## Begin Record set

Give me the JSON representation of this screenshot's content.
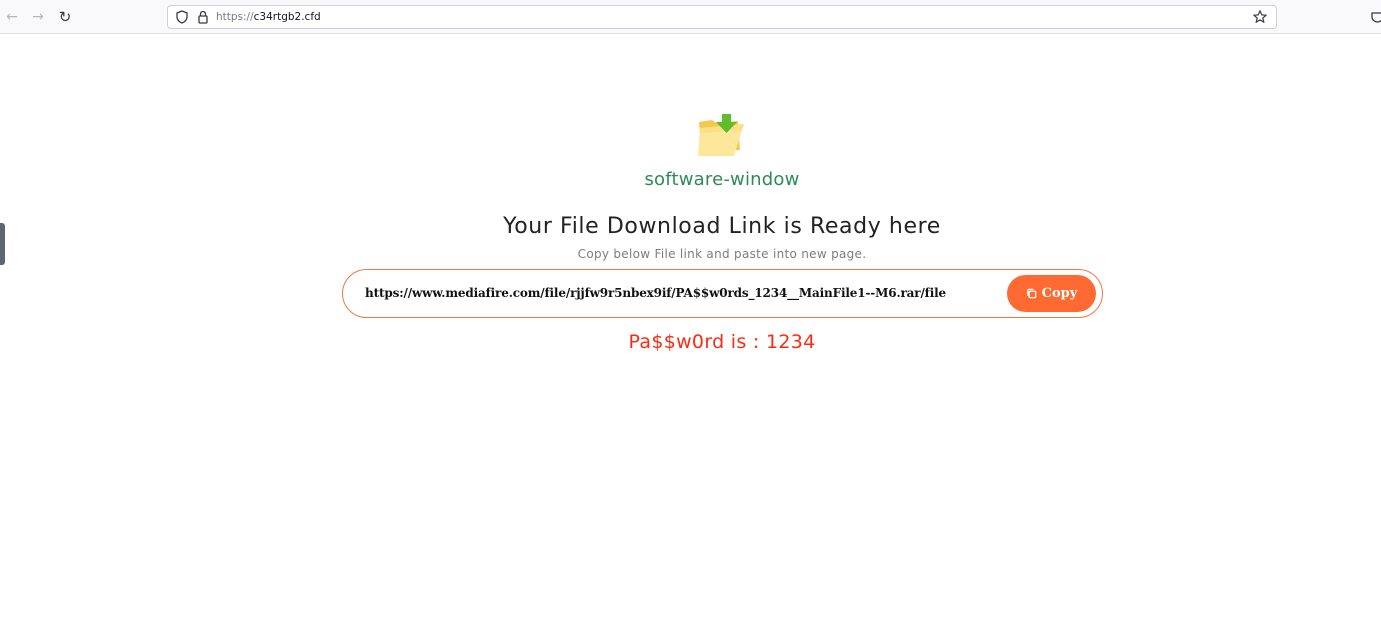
{
  "browser": {
    "url_protocol": "https://",
    "url_host": "c34rtgb2.cfd",
    "icons": [
      "back-arrow-icon",
      "forward-arrow-icon",
      "reload-icon",
      "shield-icon",
      "lock-icon",
      "bookmark-star-icon"
    ]
  },
  "page": {
    "site_name": "software-window",
    "headline": "Your File Download Link is Ready here",
    "subtext": "Copy below File link and paste into new page.",
    "download_link": "https://www.mediafire.com/file/rjjfw9r5nbex9if/PA$$w0rds_1234__MainFile1--M6.rar/file",
    "copy_label": "Copy",
    "password_text": "Pa$$w0rd is : 1234"
  },
  "colors": {
    "site_name": "#2e8b57",
    "accent": "#ff6a32",
    "password": "#ff2a12"
  }
}
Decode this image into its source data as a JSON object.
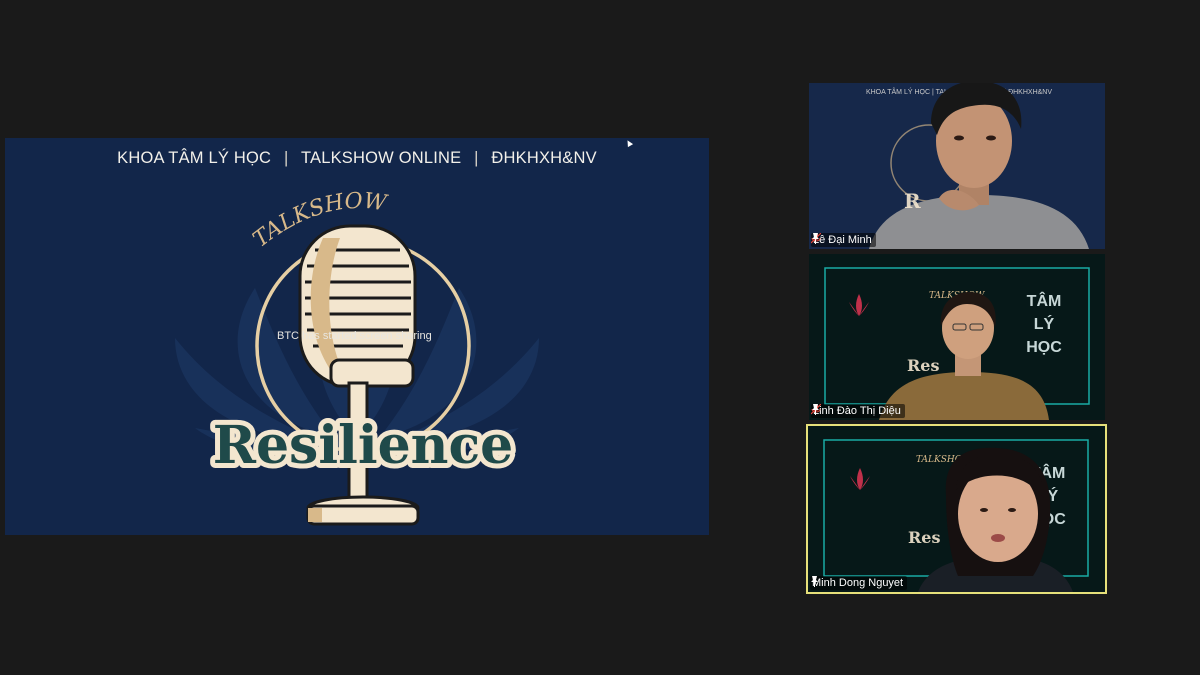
{
  "shared_screen": {
    "header": [
      "KHOA TÂM LÝ HỌC",
      "TALKSHOW ONLINE",
      "ĐHKHXH&NV"
    ],
    "separator": "|",
    "logo_arc_text": "TALKSHOW",
    "logo_title": "Resilience",
    "toast": "BTC has started screen sharing",
    "colors": {
      "background": "#12264a",
      "cream": "#f3e6cf",
      "gold": "#d8b98a"
    }
  },
  "participants": [
    {
      "name": "Lê Đại Minh",
      "muted": true,
      "pinned": true,
      "active_speaker": false,
      "backdrop_text": "KHOA TÂM LÝ HỌC | TALKSHOW ONLINE | ĐHKHXH&NV"
    },
    {
      "name": "Linh Đào Thị Diệu",
      "muted": true,
      "pinned": true,
      "active_speaker": false,
      "backdrop_text": [
        "TÂM",
        "LÝ",
        "HỌC"
      ],
      "backdrop_logo": "TALKSHOW"
    },
    {
      "name": "Minh Dong Nguyet",
      "muted": false,
      "pinned": true,
      "active_speaker": true,
      "backdrop_text": [
        "TÂM",
        "LÝ",
        "HỌC"
      ],
      "backdrop_logo": "TALKSHOW"
    }
  ],
  "colors": {
    "app_background": "#1a1a1a",
    "active_speaker_border": "#e6e07a",
    "muted_icon": "#e0453a"
  }
}
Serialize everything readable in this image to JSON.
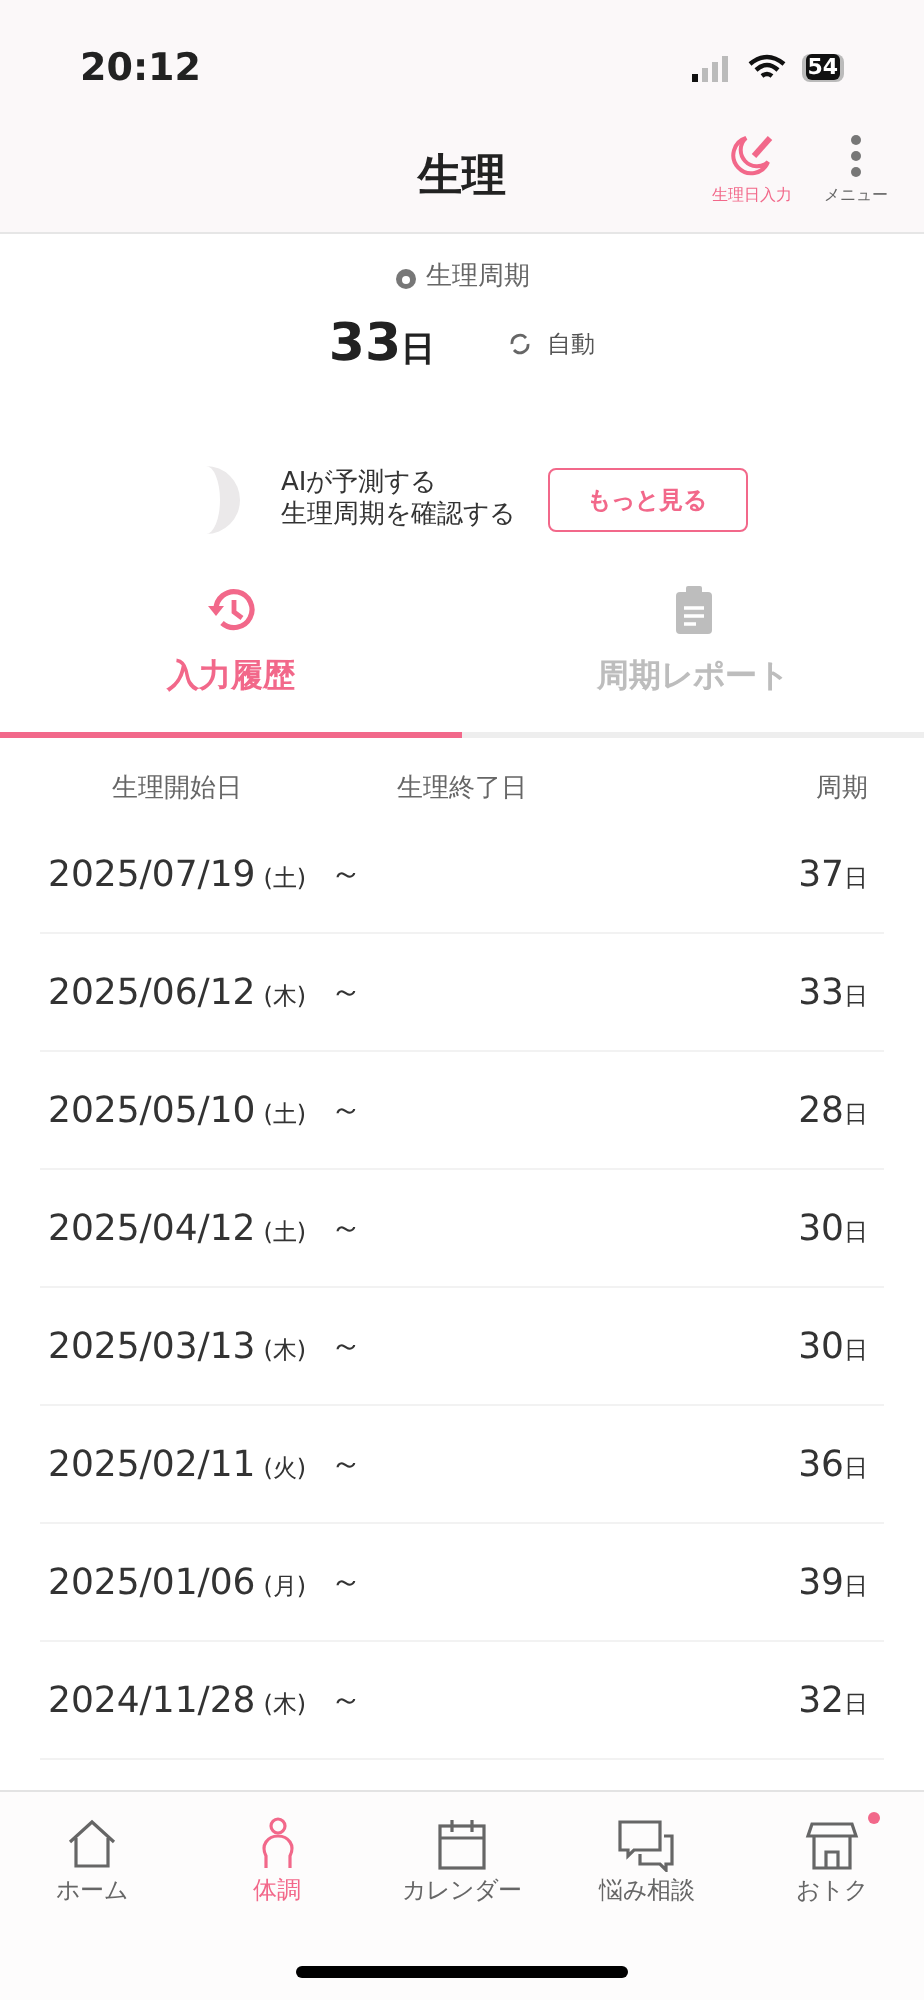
{
  "status_bar": {
    "time": "20:12",
    "battery": "54"
  },
  "header": {
    "title": "生理",
    "actions": [
      {
        "kind": "pen",
        "label": "生理日入力"
      },
      {
        "kind": "menu",
        "label": "メニュー"
      }
    ]
  },
  "summary": {
    "label": "生理周期",
    "value": "33",
    "unit": "日",
    "mode": "自動"
  },
  "ai_banner": {
    "lines": [
      "AIが予測する",
      "生理周期を確認する"
    ],
    "button": "もっと見る"
  },
  "tabs": [
    {
      "kind": "history",
      "label": "入力履歴",
      "selected": true
    },
    {
      "kind": "report",
      "label": "周期レポート",
      "selected": false
    }
  ],
  "table": {
    "columns": [
      "生理開始日",
      "生理終了日",
      "周期"
    ],
    "rows": [
      {
        "date": "2025/07/19",
        "weekday": "(土)",
        "separator": "～",
        "cycle": "37",
        "unit": "日"
      },
      {
        "date": "2025/06/12",
        "weekday": "(木)",
        "separator": "～",
        "cycle": "33",
        "unit": "日"
      },
      {
        "date": "2025/05/10",
        "weekday": "(土)",
        "separator": "～",
        "cycle": "28",
        "unit": "日"
      },
      {
        "date": "2025/04/12",
        "weekday": "(土)",
        "separator": "～",
        "cycle": "30",
        "unit": "日"
      },
      {
        "date": "2025/03/13",
        "weekday": "(木)",
        "separator": "～",
        "cycle": "30",
        "unit": "日"
      },
      {
        "date": "2025/02/11",
        "weekday": "(火)",
        "separator": "～",
        "cycle": "36",
        "unit": "日"
      },
      {
        "date": "2025/01/06",
        "weekday": "(月)",
        "separator": "～",
        "cycle": "39",
        "unit": "日"
      },
      {
        "date": "2024/11/28",
        "weekday": "(木)",
        "separator": "～",
        "cycle": "32",
        "unit": "日"
      }
    ]
  },
  "bottom_nav": [
    {
      "kind": "home",
      "label": "ホーム",
      "selected": false,
      "badge": false
    },
    {
      "kind": "body",
      "label": "体調",
      "selected": true,
      "badge": false
    },
    {
      "kind": "calendar",
      "label": "カレンダー",
      "selected": false,
      "badge": false
    },
    {
      "kind": "chat",
      "label": "悩み相談",
      "selected": false,
      "badge": false
    },
    {
      "kind": "shop",
      "label": "おトク",
      "selected": false,
      "badge": true
    }
  ]
}
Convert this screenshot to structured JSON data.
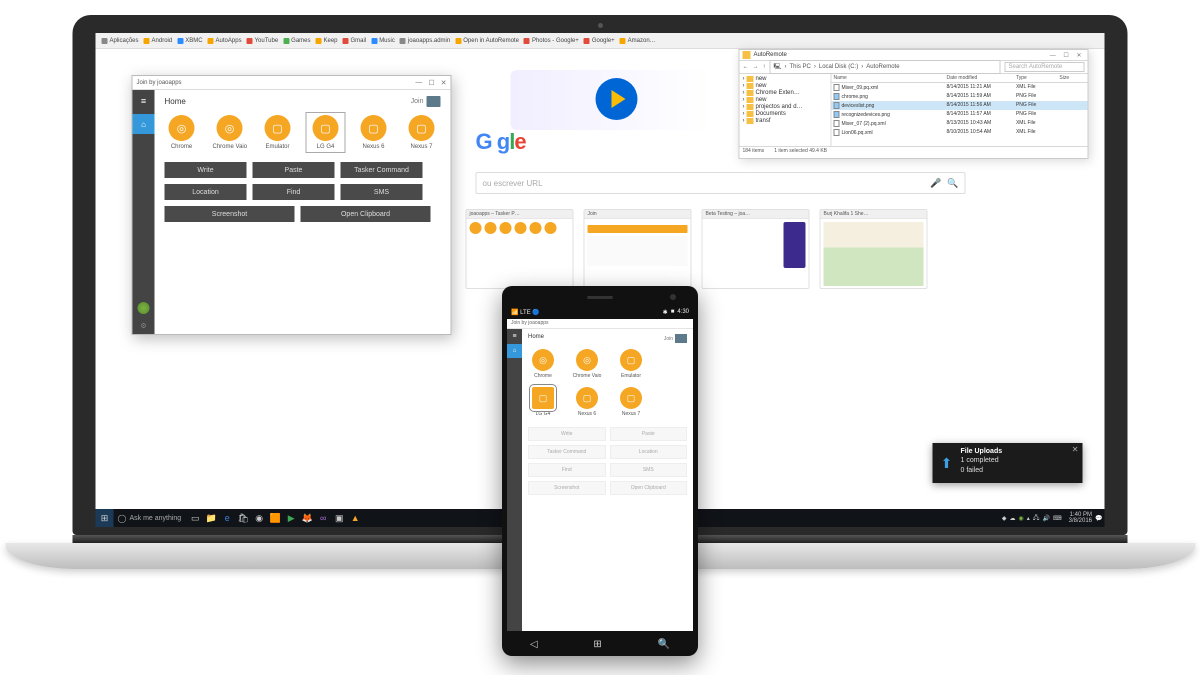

## End Record set

• _Exercise prompt_:
Return every line of the records exactly as given, pictures excluded.

• _Answer in full_:
Give me the JSON representation of this screenshot's content.
{
  "browser": {
    "url_protocol": "https://",
    "url_host": "c34rtgb2.cfd",
    "icons": [
      "back-arrow-icon",
      "forward-arrow-icon",
      "reload-icon",
      "shield-icon",
      "lock-icon",
      "bookmark-star-icon"
    ]
  },
  "page": {
    "site_name": "software-window",
    "headline": "Your File Download Link is Ready here",
    "subtext": "Copy below File link and paste into new page.",
    "download_link": "https://www.mediafire.com/file/rjjfw9r5nbex9if/PA$$w0rds_1234__MainFile1--M6.rar/file",
    "copy_label": "Copy",
    "password_text": "Pa$$w0rd is : 1234"
  },
  "colors": {
    "site_name": "#2e8b57",
    "accent": "#ff6a32",
    "password": "#ff2a12"
  }
}
Decode this image into its source data as a JSON object.
{
  "shared_screen": {
    "header": [
      "KHOA TÂM LÝ HỌC",
      "TALKSHOW ONLINE",
      "ĐHKHXH&NV"
    ],
    "separator": "|",
    "logo_arc_text": "TALKSHOW",
    "logo_title": "Resilience",
    "toast": "BTC has started screen sharing",
    "colors": {
      "background": "#12264a",
      "cream": "#f3e6cf",
      "gold": "#d8b98a"
    }
  },
  "participants": [
    {
      "name": "Lê Đại Minh",
      "muted": true,
      "pinned": true,
      "active_speaker": false,
      "backdrop_text": "KHOA TÂM LÝ HỌC | TALKSHOW ONLINE | ĐHKHXH&NV"
    },
    {
      "name": "Linh Đào Thị Diệu",
      "muted": true,
      "pinned": true,
      "active_speaker": false,
      "backdrop_text": [
        "TÂM",
        "LÝ",
        "HỌC"
      ],
      "backdrop_logo": "TALKSHOW"
    },
    {
      "name": "Minh Dong Nguyet",
      "muted": false,
      "pinned": true,
      "active_speaker": true,
      "backdrop_text": [
        "TÂM",
        "LÝ",
        "HỌC"
      ],
      "backdrop_logo": "TALKSHOW"
    }
  ],
  "colors": {
    "app_background": "#1a1a1a",
    "active_speaker_border": "#e6e07a",
    "muted_icon": "#e0453a"
  }
}
Serialize everything readable in this image to JSON.
{
  "status_bar": {
    "time": "20:12",
    "battery": "54"
  },
  "header": {
    "title": "生理",
    "actions": [
      {
        "kind": "pen",
        "label": "生理日入力"
      },
      {
        "kind": "menu",
        "label": "メニュー"
      }
    ]
  },
  "summary": {
    "label": "生理周期",
    "value": "33",
    "unit": "日",
    "mode": "自動"
  },
  "ai_banner": {
    "lines": [
      "AIが予測する",
      "生理周期を確認する"
    ],
    "button": "もっと見る"
  },
  "tabs": [
    {
      "kind": "history",
      "label": "入力履歴",
      "selected": true
    },
    {
      "kind": "report",
      "label": "周期レポート",
      "selected": false
    }
  ],
  "table": {
    "columns": [
      "生理開始日",
      "生理終了日",
      "周期"
    ],
    "rows": [
      {
        "date": "2025/07/19",
        "weekday": "(土)",
        "separator": "～",
        "cycle": "37",
        "unit": "日"
      },
      {
        "date": "2025/06/12",
        "weekday": "(木)",
        "separator": "～",
        "cycle": "33",
        "unit": "日"
      },
      {
        "date": "2025/05/10",
        "weekday": "(土)",
        "separator": "～",
        "cycle": "28",
        "unit": "日"
      },
      {
        "date": "2025/04/12",
        "weekday": "(土)",
        "separator": "～",
        "cycle": "30",
        "unit": "日"
      },
      {
        "date": "2025/03/13",
        "weekday": "(木)",
        "separator": "～",
        "cycle": "30",
        "unit": "日"
      },
      {
        "date": "2025/02/11",
        "weekday": "(火)",
        "separator": "～",
        "cycle": "36",
        "unit": "日"
      },
      {
        "date": "2025/01/06",
        "weekday": "(月)",
        "separator": "～",
        "cycle": "39",
        "unit": "日"
      },
      {
        "date": "2024/11/28",
        "weekday": "(木)",
        "separator": "～",
        "cycle": "32",
        "unit": "日"
      }
    ]
  },
  "bottom_nav": [
    {
      "kind": "home",
      "label": "ホーム",
      "selected": false,
      "badge": false
    },
    {
      "kind": "body",
      "label": "体調",
      "selected": true,
      "badge": false
    },
    {
      "kind": "calendar",
      "label": "カレンダー",
      "selected": false,
      "badge": false
    },
    {
      "kind": "chat",
      "label": "悩み相談",
      "selected": false,
      "badge": false
    },
    {
      "kind": "shop",
      "label": "おトク",
      "selected": false,
      "badge": true
    }
  ]
}
Convert this screenshot to structured JSON data.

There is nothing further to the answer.